* [Task to carry out]:
Quote every line of the data below as it stands, omitting pictures.

BEGIN

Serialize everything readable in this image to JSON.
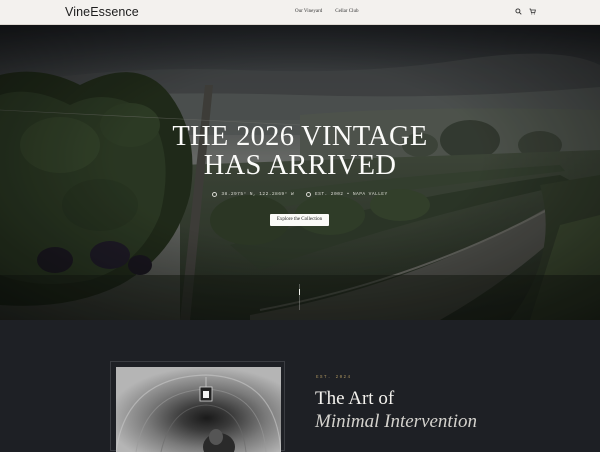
{
  "header": {
    "brand": "VineEssence",
    "nav": [
      "Our Vineyard",
      "Cellar Club"
    ],
    "icons": [
      "search-icon",
      "cart-icon"
    ]
  },
  "hero": {
    "title_line1": "THE 2026 VINTAGE",
    "title_line2": "HAS ARRIVED",
    "coords": "38.2975° N, 122.2869° W",
    "established": "EST. 2002 • NAPA VALLEY",
    "cta_label": "Explore the Collection"
  },
  "story": {
    "eyebrow": "EST. 2024",
    "title_line1": "The Art of",
    "title_line2": "Minimal Intervention"
  },
  "colors": {
    "header_bg": "#f3f1ee",
    "page_dark": "#1e2025",
    "accent_gold": "#a9925f",
    "button_bg": "#fbfbf8"
  }
}
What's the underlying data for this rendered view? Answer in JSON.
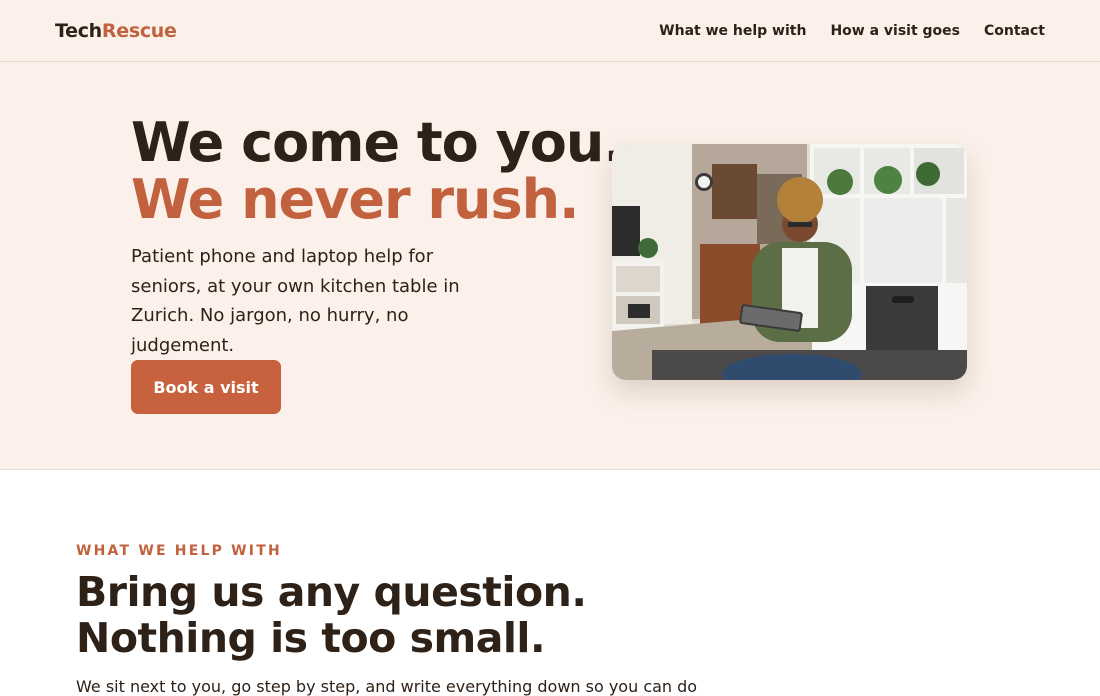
{
  "header": {
    "logo_part1": "Tech",
    "logo_part2": "Rescue",
    "nav": [
      "What we help with",
      "How a visit goes",
      "Contact"
    ]
  },
  "hero": {
    "headline_line1": "We come to you.",
    "headline_line2": "We never rush.",
    "description": "Patient phone and laptop help for seniors, at your own kitchen table in Zurich. No jargon, no hurry, no judgement.",
    "cta_label": "Book a visit",
    "photo": "photo-woman-tablet"
  },
  "section": {
    "eyebrow": "WHAT WE HELP WITH",
    "heading_line1": "Bring us any question.",
    "heading_line2": "Nothing is too small.",
    "body": "We sit next to you, go step by step, and write everything down so you can do"
  },
  "colors": {
    "accent": "#c2613d",
    "text": "#2e2118",
    "hero_bg": "#fbf1ea"
  }
}
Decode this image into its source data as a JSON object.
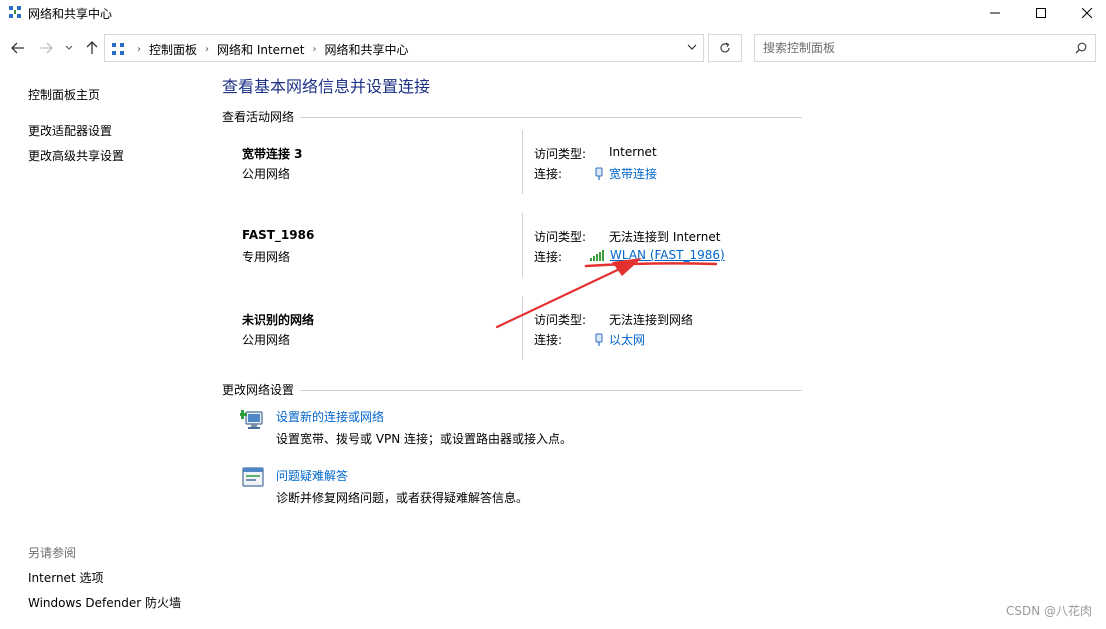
{
  "window": {
    "title": "网络和共享中心",
    "app_icon": "network-center-icon",
    "controls": [
      "minimize-icon",
      "maximize-icon",
      "close-icon"
    ]
  },
  "navigation": {
    "breadcrumbs": [
      "控制面板",
      "网络和 Internet",
      "网络和共享中心"
    ],
    "search_placeholder": "搜索控制面板"
  },
  "sidebar": {
    "home": "控制面板主页",
    "links": [
      "更改适配器设置",
      "更改高级共享设置"
    ],
    "see_also_title": "另请参阅",
    "see_also": [
      "Internet 选项",
      "Windows Defender 防火墙"
    ]
  },
  "main": {
    "title": "查看基本网络信息并设置连接",
    "active_networks_header": "查看活动网络",
    "access_type_label": "访问类型:",
    "connections_label": "连接:",
    "networks": [
      {
        "name": "宽带连接 3",
        "type": "公用网络",
        "access": "Internet",
        "connection": "宽带连接",
        "connection_icon": "dialup-icon"
      },
      {
        "name": "FAST_1986",
        "type": "专用网络",
        "access": "无法连接到 Internet",
        "connection": "WLAN (FAST_1986)",
        "connection_icon": "wifi-signal-icon"
      },
      {
        "name": "未识别的网络",
        "type": "公用网络",
        "access": "无法连接到网络",
        "connection": "以太网",
        "connection_icon": "ethernet-icon"
      }
    ],
    "change_settings_header": "更改网络设置",
    "tasks": [
      {
        "link": "设置新的连接或网络",
        "desc": "设置宽带、拨号或 VPN 连接；或设置路由器或接入点。",
        "icon": "new-connection-icon"
      },
      {
        "link": "问题疑难解答",
        "desc": "诊断并修复网络问题，或者获得疑难解答信息。",
        "icon": "troubleshoot-icon"
      }
    ]
  },
  "annotation": {
    "color": "#e53030"
  },
  "watermark": "CSDN @八花肉"
}
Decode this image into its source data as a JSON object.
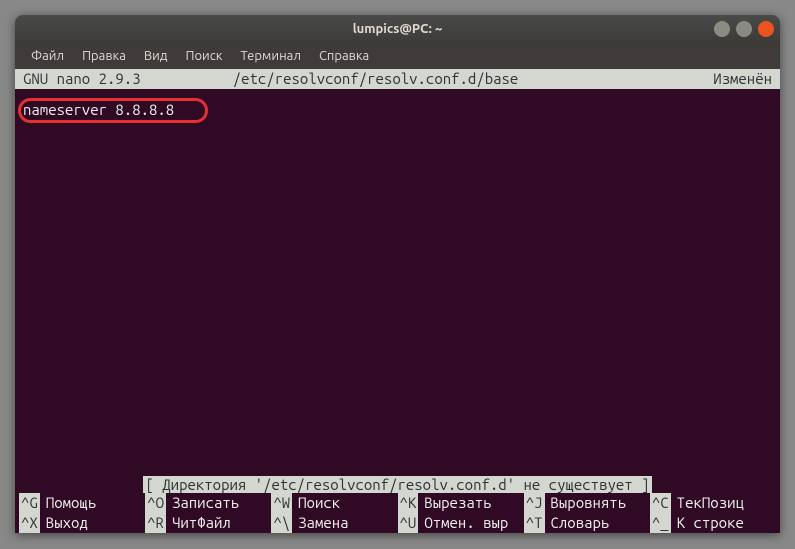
{
  "titlebar": {
    "title": "lumpics@PC: ~"
  },
  "menu": {
    "file": "Файл",
    "edit": "Правка",
    "view": "Вид",
    "search": "Поиск",
    "terminal": "Терминал",
    "help": "Справка"
  },
  "nano": {
    "version": "GNU nano  2.9.3",
    "filepath": "/etc/resolvconf/resolv.conf.d/base",
    "status": "Изменён",
    "content": "nameserver 8.8.8.8",
    "message": "[ Директория '/etc/resolvconf/resolv.conf.d' не существует ]"
  },
  "shortcuts": {
    "row1": [
      {
        "key": "^G",
        "desc": "Помощь"
      },
      {
        "key": "^O",
        "desc": "Записать"
      },
      {
        "key": "^W",
        "desc": "Поиск"
      },
      {
        "key": "^K",
        "desc": "Вырезать"
      },
      {
        "key": "^J",
        "desc": "Выровнять"
      },
      {
        "key": "^C",
        "desc": "ТекПозиц"
      }
    ],
    "row2": [
      {
        "key": "^X",
        "desc": "Выход"
      },
      {
        "key": "^R",
        "desc": "ЧитФайл"
      },
      {
        "key": "^\\",
        "desc": "Замена"
      },
      {
        "key": "^U",
        "desc": "Отмен. выр"
      },
      {
        "key": "^T",
        "desc": "Словарь"
      },
      {
        "key": "^_",
        "desc": "К строке"
      }
    ]
  }
}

END

* [Response below]:
Serialize everything readable in this image to JSON.
{
  "header": {
    "brand": "VineEssence",
    "nav": [
      "Our Vineyard",
      "Cellar Club"
    ],
    "icons": [
      "search-icon",
      "cart-icon"
    ]
  },
  "hero": {
    "title_line1": "THE 2026 VINTAGE",
    "title_line2": "HAS ARRIVED",
    "coords": "38.2975° N, 122.2869° W",
    "established": "EST. 2002 • NAPA VALLEY",
    "cta_label": "Explore the Collection"
  },
  "story": {
    "eyebrow": "EST. 2024",
    "title_line1": "The Art of",
    "title_line2": "Minimal Intervention"
  },
  "colors": {
    "header_bg": "#f3f1ee",
    "page_dark": "#1e2025",
    "accent_gold": "#a9925f",
    "button_bg": "#fbfbf8"
  }
}
What's the underlying data for this rendered view? Answer in JSON.
{
  "header": {
    "logo_part1": "Tech",
    "logo_part2": "Rescue",
    "nav": [
      "What we help with",
      "How a visit goes",
      "Contact"
    ]
  },
  "hero": {
    "headline_line1": "We come to you.",
    "headline_line2": "We never rush.",
    "description": "Patient phone and laptop help for seniors, at your own kitchen table in Zurich. No jargon, no hurry, no judgement.",
    "cta_label": "Book a visit",
    "photo": "photo-woman-tablet"
  },
  "section": {
    "eyebrow": "WHAT WE HELP WITH",
    "heading_line1": "Bring us any question.",
    "heading_line2": "Nothing is too small.",
    "body": "We sit next to you, go step by step, and write everything down so you can do"
  },
  "colors": {
    "accent": "#c2613d",
    "text": "#2e2118",
    "hero_bg": "#fbf1ea"
  }
}
Decode this image into its source data as a JSON object.
{
  "window": {
    "title": "网络和共享中心",
    "app_icon": "network-center-icon",
    "controls": [
      "minimize-icon",
      "maximize-icon",
      "close-icon"
    ]
  },
  "navigation": {
    "breadcrumbs": [
      "控制面板",
      "网络和 Internet",
      "网络和共享中心"
    ],
    "search_placeholder": "搜索控制面板"
  },
  "sidebar": {
    "home": "控制面板主页",
    "links": [
      "更改适配器设置",
      "更改高级共享设置"
    ],
    "see_also_title": "另请参阅",
    "see_also": [
      "Internet 选项",
      "Windows Defender 防火墙"
    ]
  },
  "main": {
    "title": "查看基本网络信息并设置连接",
    "active_networks_header": "查看活动网络",
    "access_type_label": "访问类型:",
    "connections_label": "连接:",
    "networks": [
      {
        "name": "宽带连接 3",
        "type": "公用网络",
        "access": "Internet",
        "connection": "宽带连接",
        "connection_icon": "dialup-icon"
      },
      {
        "name": "FAST_1986",
        "type": "专用网络",
        "access": "无法连接到 Internet",
        "connection": "WLAN (FAST_1986)",
        "connection_icon": "wifi-signal-icon"
      },
      {
        "name": "未识别的网络",
        "type": "公用网络",
        "access": "无法连接到网络",
        "connection": "以太网",
        "connection_icon": "ethernet-icon"
      }
    ],
    "change_settings_header": "更改网络设置",
    "tasks": [
      {
        "link": "设置新的连接或网络",
        "desc": "设置宽带、拨号或 VPN 连接；或设置路由器或接入点。",
        "icon": "new-connection-icon"
      },
      {
        "link": "问题疑难解答",
        "desc": "诊断并修复网络问题，或者获得疑难解答信息。",
        "icon": "troubleshoot-icon"
      }
    ]
  },
  "annotation": {
    "color": "#e53030"
  },
  "watermark": "CSDN @八花肉"
}
Decode this image into its source data as a JSON object.
{
  "titlebar": {
    "title": "lumpics@PC: ~"
  },
  "menu": {
    "file": "Файл",
    "edit": "Правка",
    "view": "Вид",
    "search": "Поиск",
    "terminal": "Терминал",
    "help": "Справка"
  },
  "nano": {
    "version": "GNU nano  2.9.3",
    "filepath": "/etc/resolvconf/resolv.conf.d/base",
    "status": "Изменён",
    "content": "nameserver 8.8.8.8",
    "message": "[ Директория '/etc/resolvconf/resolv.conf.d' не существует ]"
  },
  "shortcuts": {
    "row1": [
      {
        "key": "^G",
        "desc": "Помощь"
      },
      {
        "key": "^O",
        "desc": "Записать"
      },
      {
        "key": "^W",
        "desc": "Поиск"
      },
      {
        "key": "^K",
        "desc": "Вырезать"
      },
      {
        "key": "^J",
        "desc": "Выровнять"
      },
      {
        "key": "^C",
        "desc": "ТекПозиц"
      }
    ],
    "row2": [
      {
        "key": "^X",
        "desc": "Выход"
      },
      {
        "key": "^R",
        "desc": "ЧитФайл"
      },
      {
        "key": "^\\",
        "desc": "Замена"
      },
      {
        "key": "^U",
        "desc": "Отмен. выр"
      },
      {
        "key": "^T",
        "desc": "Словарь"
      },
      {
        "key": "^_",
        "desc": "К строке"
      }
    ]
  }
}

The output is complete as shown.